EXERCISE INPUTS:

==============================

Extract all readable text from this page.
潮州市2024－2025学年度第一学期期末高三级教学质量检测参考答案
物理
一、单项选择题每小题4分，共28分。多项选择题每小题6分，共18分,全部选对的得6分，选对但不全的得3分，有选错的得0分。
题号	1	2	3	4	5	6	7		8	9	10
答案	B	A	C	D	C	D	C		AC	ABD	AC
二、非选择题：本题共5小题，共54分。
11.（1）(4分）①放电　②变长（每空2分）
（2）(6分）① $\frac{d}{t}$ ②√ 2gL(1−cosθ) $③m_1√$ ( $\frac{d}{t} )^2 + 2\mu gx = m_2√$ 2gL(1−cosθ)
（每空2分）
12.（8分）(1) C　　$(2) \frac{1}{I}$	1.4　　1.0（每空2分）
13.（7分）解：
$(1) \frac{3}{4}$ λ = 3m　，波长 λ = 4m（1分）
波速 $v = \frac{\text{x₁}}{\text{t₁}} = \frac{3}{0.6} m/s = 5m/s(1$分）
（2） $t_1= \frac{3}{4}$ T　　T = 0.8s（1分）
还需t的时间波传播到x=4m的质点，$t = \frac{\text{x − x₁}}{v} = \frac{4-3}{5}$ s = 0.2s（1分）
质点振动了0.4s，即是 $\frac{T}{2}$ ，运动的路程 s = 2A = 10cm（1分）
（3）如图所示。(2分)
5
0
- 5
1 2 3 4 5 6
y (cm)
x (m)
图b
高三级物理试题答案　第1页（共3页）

==============================

EXERCISE OBJECTIVE:
Select every line in the records above that contains the word "text".

ANSWER:
Extract all readable text from this page.
波速 $v = \frac{\text{x₁}}{\text{t₁}} = \frac{3}{0.6} m/s = 5m/s(1$分）
还需t的时间波传播到x=4m的质点，$t = \frac{\text{x − x₁}}{v} = \frac{4-3}{5}$ s = 0.2s（1分）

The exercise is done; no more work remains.